=== Set exercise ===
Convert every line of the data below into a JSON array of strings, one string per line, skipping blank lines. Omit the pictures.

Source data
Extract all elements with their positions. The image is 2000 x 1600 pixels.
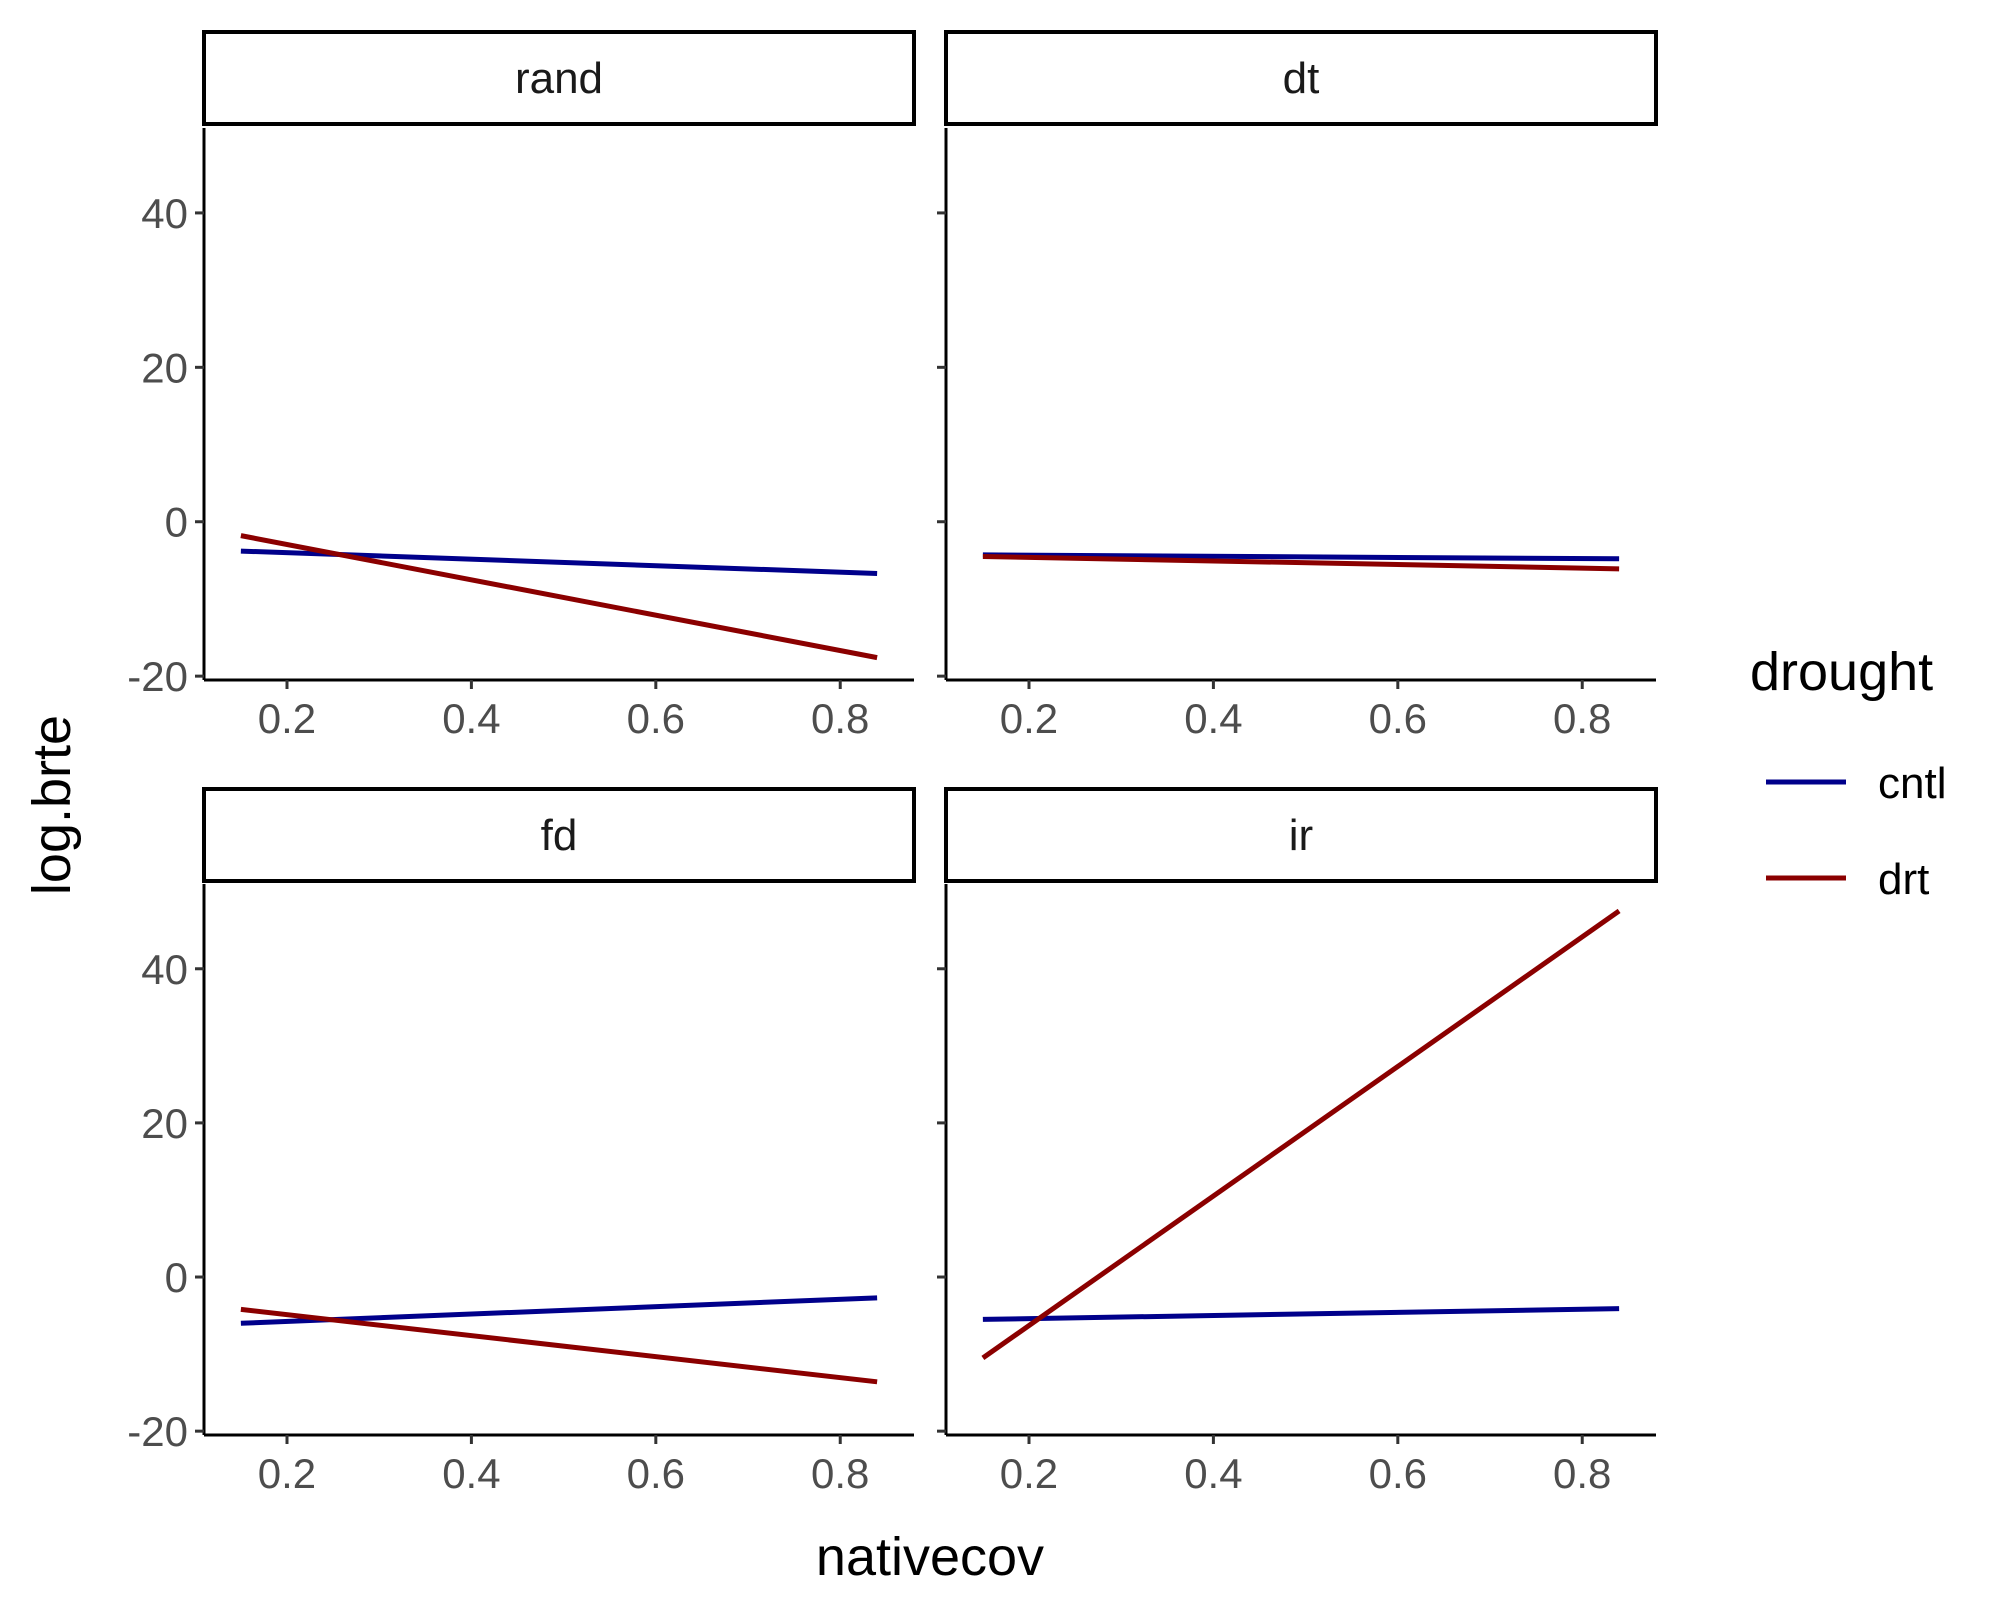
facet-strip-dt xyxy=(944,30,1658,126)
series-line-ir-cntl xyxy=(982,1306,1620,1322)
facet-strip-ir xyxy=(944,787,1658,883)
legend-label-drt: drt xyxy=(1878,855,1929,904)
x-tick-label: 0.2 xyxy=(1000,695,1058,742)
facet-strip-label-rand: rand xyxy=(515,54,603,103)
x-tick-label: 0.4 xyxy=(442,695,500,742)
x-tick-label: 0.2 xyxy=(258,1450,316,1497)
x-tick-label: 0.6 xyxy=(1369,695,1427,742)
x-axis-title: nativecov xyxy=(816,1527,1044,1587)
y-tick-label: -20 xyxy=(127,653,188,700)
series-line-dt-drt xyxy=(982,553,1620,572)
legend-title: drought xyxy=(1750,642,1933,702)
y-tick-label: 40 xyxy=(141,190,188,237)
x-tick-label: 0.8 xyxy=(811,1450,869,1497)
facet-strip-label-ir: ir xyxy=(1289,811,1313,860)
y-tick-label: 20 xyxy=(141,1100,188,1147)
x-tick-label: 0.4 xyxy=(1184,695,1242,742)
series-line-ir-drt xyxy=(981,908,1621,1360)
x-tick-label: 0.8 xyxy=(811,695,869,742)
y-tick-label: 0 xyxy=(165,499,188,546)
x-tick-label: 0.8 xyxy=(1553,695,1611,742)
facet-strip-fd xyxy=(202,787,916,883)
y-tick-label: 40 xyxy=(141,946,188,993)
y-tick-label: 20 xyxy=(141,344,188,391)
x-tick-label: 0.4 xyxy=(442,1450,500,1497)
x-tick-label: 0.6 xyxy=(1369,1450,1427,1497)
facet-strip-rand xyxy=(202,30,916,126)
y-tick-label: -20 xyxy=(127,1408,188,1455)
series-line-dt-cntl xyxy=(982,552,1620,562)
series-line-fd-drt xyxy=(240,1306,878,1385)
series-line-rand-drt xyxy=(240,533,878,661)
facet-strip-label-fd: fd xyxy=(541,811,578,860)
x-tick-label: 0.2 xyxy=(258,695,316,742)
x-tick-label: 0.6 xyxy=(627,695,685,742)
facet-strip-label-dt: dt xyxy=(1283,54,1320,103)
y-axis-title: log.brte xyxy=(22,715,82,895)
y-tick-label: 0 xyxy=(165,1254,188,1301)
legend-label-cntl: cntl xyxy=(1878,759,1946,808)
x-tick-label: 0.8 xyxy=(1553,1450,1611,1497)
x-tick-label: 0.4 xyxy=(1184,1450,1242,1497)
x-tick-label: 0.6 xyxy=(627,1450,685,1497)
x-tick-label: 0.2 xyxy=(1000,1450,1058,1497)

=== Right answer ===
[
  "Extract all elements with their positions. The image is 2000 x 1600 pixels.",
  "facet-strip-dt xyxy=(944,30,1658,126)",
  "series-line-ir-cntl xyxy=(982,1306,1620,1322)",
  "facet-strip-ir xyxy=(944,787,1658,883)",
  "legend-label-drt: drt xyxy=(1878,855,1929,904)",
  "x-tick-label: 0.2 xyxy=(1000,695,1058,742)",
  "facet-strip-label-rand: rand xyxy=(515,54,603,103)",
  "x-tick-label: 0.4 xyxy=(442,695,500,742)",
  "x-tick-label: 0.2 xyxy=(258,1450,316,1497)",
  "x-tick-label: 0.6 xyxy=(1369,695,1427,742)",
  "x-axis-title: nativecov xyxy=(816,1527,1044,1587)",
  "y-tick-label: -20 xyxy=(127,653,188,700)",
  "series-line-dt-drt xyxy=(982,553,1620,572)",
  "legend-title: drought xyxy=(1750,642,1933,702)",
  "y-tick-label: 40 xyxy=(141,190,188,237)",
  "x-tick-label: 0.8 xyxy=(811,1450,869,1497)",
  "facet-strip-label-ir: ir xyxy=(1289,811,1313,860)",
  "y-tick-label: 20 xyxy=(141,1100,188,1147)",
  "x-tick-label: 0.4 xyxy=(1184,695,1242,742)",
  "series-line-ir-drt xyxy=(981,908,1621,1360)",
  "x-tick-label: 0.8 xyxy=(811,695,869,742)",
  "y-tick-label: 0 xyxy=(165,499,188,546)",
  "x-tick-label: 0.8 xyxy=(1553,695,1611,742)",
  "facet-strip-fd xyxy=(202,787,916,883)",
  "y-tick-label: 40 xyxy=(141,946,188,993)",
  "y-tick-label: 20 xyxy=(141,344,188,391)",
  "x-tick-label: 0.4 xyxy=(442,1450,500,1497)",
  "x-tick-label: 0.6 xyxy=(1369,1450,1427,1497)",
  "facet-strip-rand xyxy=(202,30,916,126)",
  "y-tick-label: -20 xyxy=(127,1408,188,1455)",
  "series-line-dt-cntl xyxy=(982,552,1620,562)",
  "series-line-fd-drt xyxy=(240,1306,878,1385)",
  "series-line-rand-drt xyxy=(240,533,878,661)",
  "facet-strip-label-fd: fd xyxy=(541,811,578,860)",
  "x-tick-label: 0.2 xyxy=(258,695,316,742)",
  "x-tick-label: 0.6 xyxy=(627,695,685,742)",
  "facet-strip-label-dt: dt xyxy=(1283,54,1320,103)",
  "y-axis-title: log.brte xyxy=(22,715,82,895)",
  "y-tick-label: 0 xyxy=(165,1254,188,1301)",
  "legend-label-cntl: cntl xyxy=(1878,759,1946,808)",
  "x-tick-label: 0.8 xyxy=(1553,1450,1611,1497)",
  "x-tick-label: 0.4 xyxy=(1184,1450,1242,1497)",
  "x-tick-label: 0.6 xyxy=(627,1450,685,1497)",
  "x-tick-label: 0.2 xyxy=(1000,1450,1058,1497)"
]